Work to be completed = Set down the records once more, please, exactly and with the pictures left out.

start

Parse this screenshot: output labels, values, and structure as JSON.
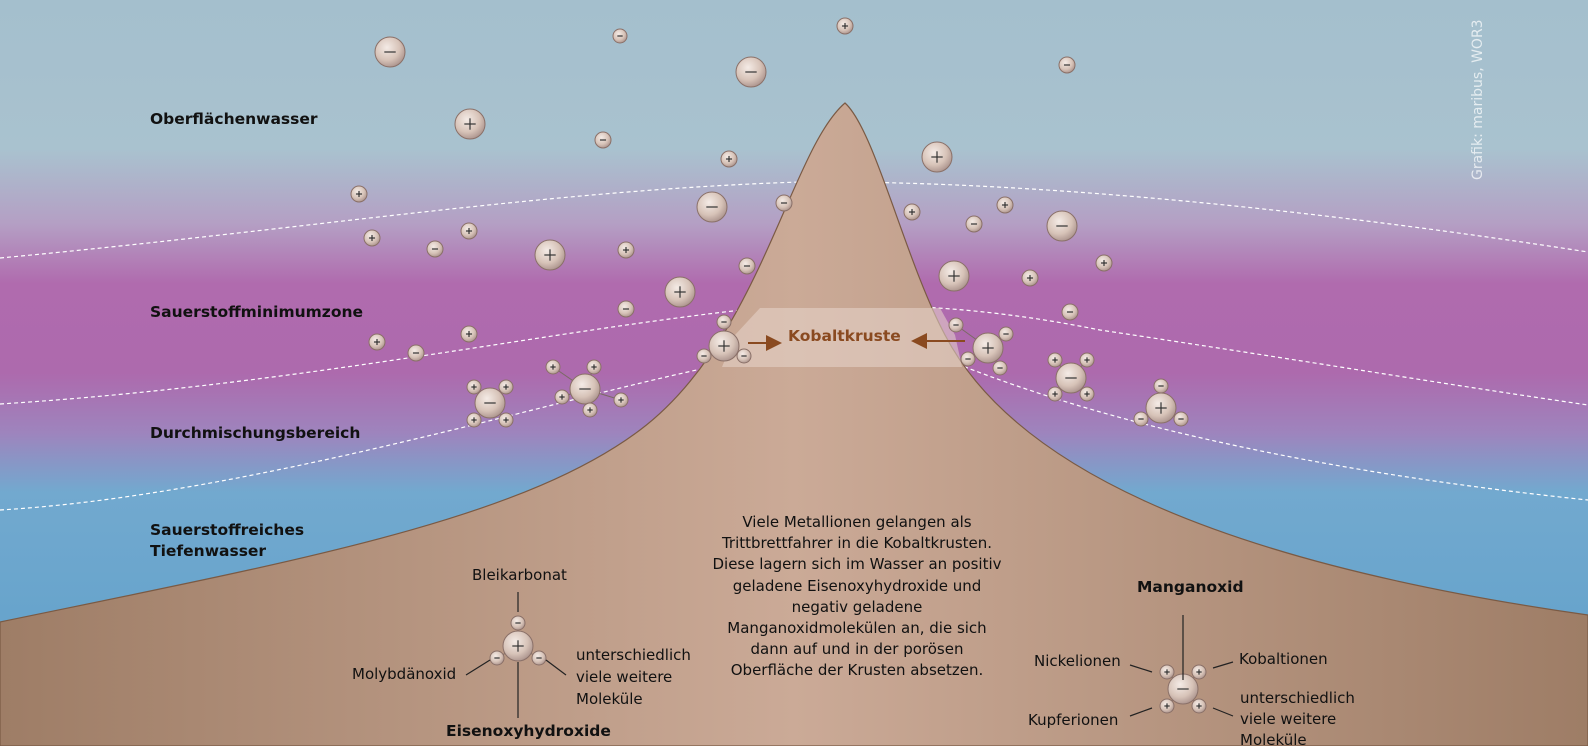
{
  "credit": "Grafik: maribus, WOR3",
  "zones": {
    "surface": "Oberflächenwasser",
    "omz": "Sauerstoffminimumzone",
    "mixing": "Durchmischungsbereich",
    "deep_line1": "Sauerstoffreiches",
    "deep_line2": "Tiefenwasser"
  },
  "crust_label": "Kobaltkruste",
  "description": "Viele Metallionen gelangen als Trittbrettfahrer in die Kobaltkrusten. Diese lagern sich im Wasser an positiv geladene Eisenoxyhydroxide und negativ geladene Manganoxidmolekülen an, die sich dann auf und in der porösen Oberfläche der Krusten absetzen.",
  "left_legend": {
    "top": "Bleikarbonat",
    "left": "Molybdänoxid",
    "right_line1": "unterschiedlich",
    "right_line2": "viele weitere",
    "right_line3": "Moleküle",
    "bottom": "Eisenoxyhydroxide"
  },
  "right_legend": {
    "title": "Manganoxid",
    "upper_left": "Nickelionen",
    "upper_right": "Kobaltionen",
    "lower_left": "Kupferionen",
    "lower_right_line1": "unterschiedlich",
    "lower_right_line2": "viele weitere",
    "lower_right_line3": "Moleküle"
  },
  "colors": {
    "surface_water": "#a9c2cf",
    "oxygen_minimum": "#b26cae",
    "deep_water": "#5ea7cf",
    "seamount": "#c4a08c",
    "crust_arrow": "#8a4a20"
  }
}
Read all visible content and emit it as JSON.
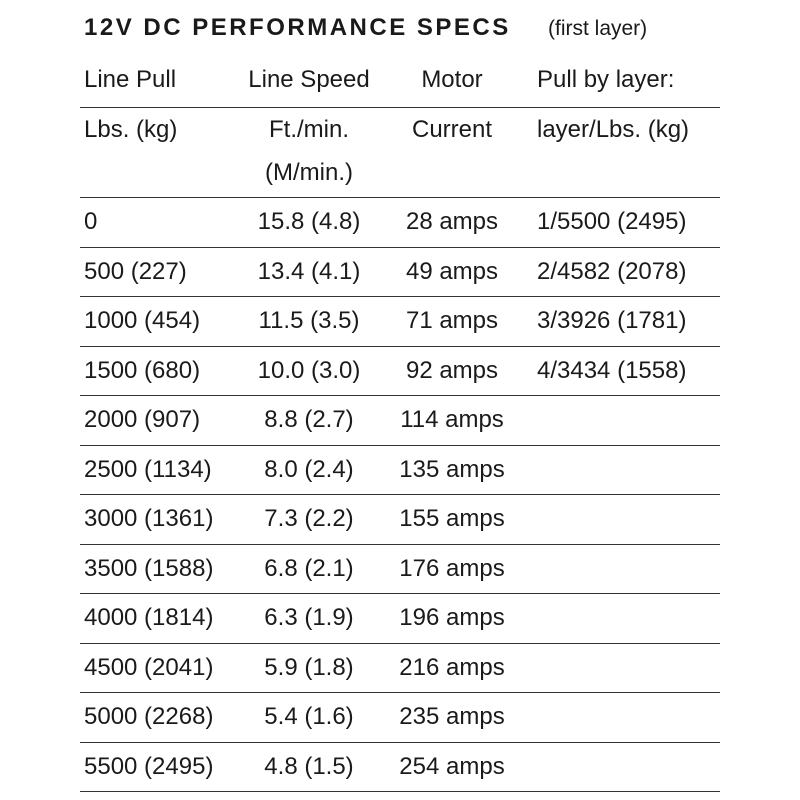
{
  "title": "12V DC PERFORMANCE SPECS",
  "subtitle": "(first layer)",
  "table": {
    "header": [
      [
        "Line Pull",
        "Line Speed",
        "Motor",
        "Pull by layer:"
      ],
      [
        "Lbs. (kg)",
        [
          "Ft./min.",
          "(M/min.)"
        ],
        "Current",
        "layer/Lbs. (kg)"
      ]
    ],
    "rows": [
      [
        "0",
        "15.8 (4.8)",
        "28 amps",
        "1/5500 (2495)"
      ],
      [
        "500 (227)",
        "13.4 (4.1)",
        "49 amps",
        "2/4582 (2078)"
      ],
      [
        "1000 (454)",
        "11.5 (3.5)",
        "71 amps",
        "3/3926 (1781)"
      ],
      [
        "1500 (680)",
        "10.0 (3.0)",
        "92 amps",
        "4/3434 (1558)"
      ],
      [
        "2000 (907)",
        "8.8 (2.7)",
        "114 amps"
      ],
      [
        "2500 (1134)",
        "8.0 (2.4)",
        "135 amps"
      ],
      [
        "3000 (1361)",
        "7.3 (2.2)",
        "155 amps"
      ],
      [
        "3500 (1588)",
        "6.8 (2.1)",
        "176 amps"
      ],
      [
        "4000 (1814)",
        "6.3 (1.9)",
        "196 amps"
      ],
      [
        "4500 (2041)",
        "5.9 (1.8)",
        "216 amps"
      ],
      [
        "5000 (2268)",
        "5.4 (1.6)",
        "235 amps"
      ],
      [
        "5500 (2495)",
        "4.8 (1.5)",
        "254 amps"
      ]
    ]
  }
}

end

The response =
Parse this screenshot: output labels, values, and structure as JSON.
{
  "credit": "Grafik: maribus, WOR3",
  "zones": {
    "surface": "Oberflächenwasser",
    "omz": "Sauerstoffminimumzone",
    "mixing": "Durchmischungsbereich",
    "deep_line1": "Sauerstoffreiches",
    "deep_line2": "Tiefenwasser"
  },
  "crust_label": "Kobaltkruste",
  "description": "Viele Metallionen gelangen als Trittbrettfahrer in die Kobaltkrusten. Diese lagern sich im Wasser an positiv geladene Eisenoxyhydroxide und negativ geladene Manganoxidmolekülen an, die sich dann auf und in der porösen Oberfläche der Krusten absetzen.",
  "left_legend": {
    "top": "Bleikarbonat",
    "left": "Molybdänoxid",
    "right_line1": "unterschiedlich",
    "right_line2": "viele weitere",
    "right_line3": "Moleküle",
    "bottom": "Eisenoxyhydroxide"
  },
  "right_legend": {
    "title": "Manganoxid",
    "upper_left": "Nickelionen",
    "upper_right": "Kobaltionen",
    "lower_left": "Kupferionen",
    "lower_right_line1": "unterschiedlich",
    "lower_right_line2": "viele weitere",
    "lower_right_line3": "Moleküle"
  },
  "colors": {
    "surface_water": "#a9c2cf",
    "oxygen_minimum": "#b26cae",
    "deep_water": "#5ea7cf",
    "seamount": "#c4a08c",
    "crust_arrow": "#8a4a20"
  }
}
Read all visible content and emit it as JSON.
{
  "title": "12V DC PERFORMANCE SPECS",
  "subtitle": "(first layer)",
  "table": {
    "header": [
      [
        "Line Pull",
        "Line Speed",
        "Motor",
        "Pull by layer:"
      ],
      [
        "Lbs. (kg)",
        [
          "Ft./min.",
          "(M/min.)"
        ],
        "Current",
        "layer/Lbs. (kg)"
      ]
    ],
    "rows": [
      [
        "0",
        "15.8 (4.8)",
        "28 amps",
        "1/5500 (2495)"
      ],
      [
        "500 (227)",
        "13.4 (4.1)",
        "49 amps",
        "2/4582 (2078)"
      ],
      [
        "1000 (454)",
        "11.5 (3.5)",
        "71 amps",
        "3/3926 (1781)"
      ],
      [
        "1500 (680)",
        "10.0 (3.0)",
        "92 amps",
        "4/3434 (1558)"
      ],
      [
        "2000 (907)",
        "8.8 (2.7)",
        "114 amps"
      ],
      [
        "2500 (1134)",
        "8.0 (2.4)",
        "135 amps"
      ],
      [
        "3000 (1361)",
        "7.3 (2.2)",
        "155 amps"
      ],
      [
        "3500 (1588)",
        "6.8 (2.1)",
        "176 amps"
      ],
      [
        "4000 (1814)",
        "6.3 (1.9)",
        "196 amps"
      ],
      [
        "4500 (2041)",
        "5.9 (1.8)",
        "216 amps"
      ],
      [
        "5000 (2268)",
        "5.4 (1.6)",
        "235 amps"
      ],
      [
        "5500 (2495)",
        "4.8 (1.5)",
        "254 amps"
      ]
    ]
  }
}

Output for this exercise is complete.